Page excerpt:
────────────────

CNNs with Keras#

We aim to construct and train a CNN for object detection in images using Keras. The CNN shall decide whether there is a cat or a dog in the image presented to the net. Training data for such tasks can be scraped from the web. But nowadays there are lots of image data bases holding additional information like labels for the images. We use a set of 25000 cat/dog images published under CC0 for competition on www.kaggle.com. Next to 25000 labeled (cat or dog) images for training the data set contains 12500 unlabeled images of cats and dogs.

line drawing showing two people talking while one of them works at a computer

Fig. 45 In the 60s, Marvin Minsky assigned a couple of undergrads to spend the summer programming a computer to use a camera to identify objects in a scene. He figured they’d have the problem solved by the end of the summer. Half a century later, we’re still working on it. Source: Randall Munroe, xkcd.com/1425#

import numpy as np
import matplotlib.pyplot as plt
import tensorflow.keras as keras

data_path = '/home/jef19jdw/myfiles/datasets_teaching/ds2/catsdogs/data/'
2023-07-03 05:33:58.382411: I tensorflow/core/platform/cpu_feature_guard.cc:193] This TensorFlow binary is optimized with oneAPI Deep Neural Network Library (oneDNN) to use the following CPU instructions in performance-critical operations:  SSE4.1 SSE4.2 AVX AVX2 FMA
To enable them in other operations, rebuild TensorFlow with the appropriate compiler flags.
# workarounds for some problems with Tensorflow (only use if neccessary)

import tensorflow as tf
import os

physical_devices = tf.config.list_physical_devices('GPU')
tf.config.experimental.set_memory_growth(physical_devices[0], True)

────────────────

Rows from a layout dataset:

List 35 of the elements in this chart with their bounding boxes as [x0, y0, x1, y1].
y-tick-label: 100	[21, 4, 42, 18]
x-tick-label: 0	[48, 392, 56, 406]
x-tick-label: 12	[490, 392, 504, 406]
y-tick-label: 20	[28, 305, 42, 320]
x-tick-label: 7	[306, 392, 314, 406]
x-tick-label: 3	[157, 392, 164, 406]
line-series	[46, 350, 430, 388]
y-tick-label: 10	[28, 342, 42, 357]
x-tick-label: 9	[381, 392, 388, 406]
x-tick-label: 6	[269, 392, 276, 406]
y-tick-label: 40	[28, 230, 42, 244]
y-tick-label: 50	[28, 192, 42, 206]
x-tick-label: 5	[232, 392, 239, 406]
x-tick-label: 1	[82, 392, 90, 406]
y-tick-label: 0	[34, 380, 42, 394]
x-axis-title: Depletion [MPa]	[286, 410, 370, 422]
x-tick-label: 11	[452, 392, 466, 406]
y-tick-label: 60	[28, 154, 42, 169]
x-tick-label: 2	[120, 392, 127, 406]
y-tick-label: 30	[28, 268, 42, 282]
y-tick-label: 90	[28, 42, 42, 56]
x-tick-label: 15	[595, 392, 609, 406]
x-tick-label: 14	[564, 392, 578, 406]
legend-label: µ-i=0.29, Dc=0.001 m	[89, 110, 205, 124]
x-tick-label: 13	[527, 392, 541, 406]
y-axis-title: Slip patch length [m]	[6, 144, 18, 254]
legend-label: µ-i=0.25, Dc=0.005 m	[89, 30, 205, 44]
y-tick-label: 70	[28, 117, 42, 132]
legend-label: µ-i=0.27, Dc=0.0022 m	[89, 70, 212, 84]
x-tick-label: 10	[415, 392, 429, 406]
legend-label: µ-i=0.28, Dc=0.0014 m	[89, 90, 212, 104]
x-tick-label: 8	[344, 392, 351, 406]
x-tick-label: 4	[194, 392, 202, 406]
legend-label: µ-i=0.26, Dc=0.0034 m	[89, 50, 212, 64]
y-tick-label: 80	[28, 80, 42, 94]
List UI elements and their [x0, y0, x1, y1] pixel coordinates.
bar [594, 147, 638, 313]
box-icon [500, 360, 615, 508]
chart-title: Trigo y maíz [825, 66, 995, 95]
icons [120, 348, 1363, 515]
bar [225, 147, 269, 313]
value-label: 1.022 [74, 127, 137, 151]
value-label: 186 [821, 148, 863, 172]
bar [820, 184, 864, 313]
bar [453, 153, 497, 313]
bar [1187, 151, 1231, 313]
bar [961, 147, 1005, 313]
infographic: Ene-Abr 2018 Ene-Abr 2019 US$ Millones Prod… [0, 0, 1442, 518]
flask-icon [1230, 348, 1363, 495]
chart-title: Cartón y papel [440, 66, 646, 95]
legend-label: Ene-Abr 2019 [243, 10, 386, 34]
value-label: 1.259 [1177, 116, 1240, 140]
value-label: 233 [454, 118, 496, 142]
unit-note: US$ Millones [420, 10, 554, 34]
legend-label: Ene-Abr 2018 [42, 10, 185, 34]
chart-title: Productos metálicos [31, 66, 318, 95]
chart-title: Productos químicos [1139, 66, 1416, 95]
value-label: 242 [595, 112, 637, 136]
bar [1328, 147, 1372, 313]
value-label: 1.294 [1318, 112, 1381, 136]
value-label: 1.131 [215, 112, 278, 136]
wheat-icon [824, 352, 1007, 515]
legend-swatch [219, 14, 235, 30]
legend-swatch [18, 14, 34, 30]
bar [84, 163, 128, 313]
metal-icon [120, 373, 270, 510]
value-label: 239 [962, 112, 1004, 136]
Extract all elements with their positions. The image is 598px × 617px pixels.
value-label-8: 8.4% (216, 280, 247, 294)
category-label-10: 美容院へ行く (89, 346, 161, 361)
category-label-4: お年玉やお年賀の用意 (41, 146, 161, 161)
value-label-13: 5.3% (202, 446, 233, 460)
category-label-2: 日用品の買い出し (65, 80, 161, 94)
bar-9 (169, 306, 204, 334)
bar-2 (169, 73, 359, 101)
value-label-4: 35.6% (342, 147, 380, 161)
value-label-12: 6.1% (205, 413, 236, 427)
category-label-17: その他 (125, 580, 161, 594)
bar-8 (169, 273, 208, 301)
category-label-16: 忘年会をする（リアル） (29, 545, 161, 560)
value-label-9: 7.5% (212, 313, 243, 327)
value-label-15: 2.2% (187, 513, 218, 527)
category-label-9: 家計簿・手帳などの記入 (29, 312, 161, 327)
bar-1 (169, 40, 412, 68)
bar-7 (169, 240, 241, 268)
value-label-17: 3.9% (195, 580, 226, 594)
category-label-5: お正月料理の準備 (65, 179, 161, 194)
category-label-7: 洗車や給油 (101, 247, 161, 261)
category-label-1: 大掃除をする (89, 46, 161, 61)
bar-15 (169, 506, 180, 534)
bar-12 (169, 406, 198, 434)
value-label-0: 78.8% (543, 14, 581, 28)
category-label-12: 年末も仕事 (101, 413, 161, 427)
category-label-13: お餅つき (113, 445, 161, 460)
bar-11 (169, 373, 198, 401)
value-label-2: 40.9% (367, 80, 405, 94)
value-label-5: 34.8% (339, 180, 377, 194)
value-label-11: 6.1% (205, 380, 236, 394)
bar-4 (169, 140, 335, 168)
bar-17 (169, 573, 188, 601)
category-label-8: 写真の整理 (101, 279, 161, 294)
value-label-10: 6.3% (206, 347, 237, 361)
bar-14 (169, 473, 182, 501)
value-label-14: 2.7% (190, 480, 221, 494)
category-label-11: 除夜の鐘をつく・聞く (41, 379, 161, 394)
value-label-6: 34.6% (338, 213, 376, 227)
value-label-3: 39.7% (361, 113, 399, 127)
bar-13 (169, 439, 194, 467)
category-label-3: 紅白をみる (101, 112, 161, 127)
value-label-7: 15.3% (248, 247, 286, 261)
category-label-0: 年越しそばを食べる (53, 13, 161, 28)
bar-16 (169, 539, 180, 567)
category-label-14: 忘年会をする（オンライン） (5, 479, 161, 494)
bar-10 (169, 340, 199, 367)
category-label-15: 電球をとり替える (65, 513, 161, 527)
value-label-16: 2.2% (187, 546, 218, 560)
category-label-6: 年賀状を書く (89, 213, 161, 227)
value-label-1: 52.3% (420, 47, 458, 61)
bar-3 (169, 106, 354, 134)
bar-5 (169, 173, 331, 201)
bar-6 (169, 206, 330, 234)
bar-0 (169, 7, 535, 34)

────────────────

Task requirements:
a) Rewrite everything in the Keras CNN tutorial from "import numpy as" down to "physical_devices = tf.config.list_physical_devices('GPU')", replacing "data_path" with "data_dir".
b) Write what comes next in the tutorial on building a cat-or-dog CNN with Keras, picking up right after its last line.

Results of the tasks:
a)
import numpy as np
import matplotlib.pyplot as plt
import tensorflow.keras as keras

data_dir = '/home/jef19jdw/myfiles/datasets_teaching/ds2/catsdogs/data/'
2023-07-03 05:33:58.382411: I tensorflow/core/platform/cpu_feature_guard.cc:193] This TensorFlow binary is optimized with oneAPI Deep Neural Network Library (oneDNN) to use the following CPU instructions in performance-critical operations:  SSE4.1 SSE4.2 AVX AVX2 FMA
To enable them in other operations, rebuild TensorFlow with the appropriate compiler flags.
# workarounds for some problems with Tensorflow (only use if neccessary)

import tensorflow as tf
import os

physical_devices = tf.config.list_physical_devices('GPU')

b)
os.environ['XLA_FLAGS']='--xla_gpu_cuda_data_dir=/usr/lib/cuda'
2023-07-03 05:34:00.580105: I tensorflow/compiler/xla/stream_executor/cuda/cuda_gpu_executor.cc:981] successful NUMA node read from SysFS had negative value (-1), but there must be at least one NUMA node, so returning NUMA node zero
2023-07-03 05:34:00.626591: I tensorflow/compiler/xla/stream_executor/cuda/cuda_gpu_executor.cc:981] successful NUMA node read from SysFS had negative value (-1), but there must be at least one NUMA node, so returning NUMA node zero
2023-07-03 05:34:00.627646: I tensorflow/compiler/xla/stream_executor/cuda/cuda_gpu_executor.cc:981] successful NUMA node read from SysFS had negative value (-1), but there must be at least one NUMA node, so returning NUMA node zero

Loading and Preprocessing Images#

Keras supports loading images and labels from directories step by step during training without holding the whole data set in memory. Each class (cat or dog) has to have its own subdirectory. To use this feature we have to call keras.preprocessing.image_dataset_from_directory, which returns a Tensorflow Dataset object. That object is an iterator yielding batches of images and corresponding labels.

We use 15000 images for training, 5000 for validation, and 5000 for testing.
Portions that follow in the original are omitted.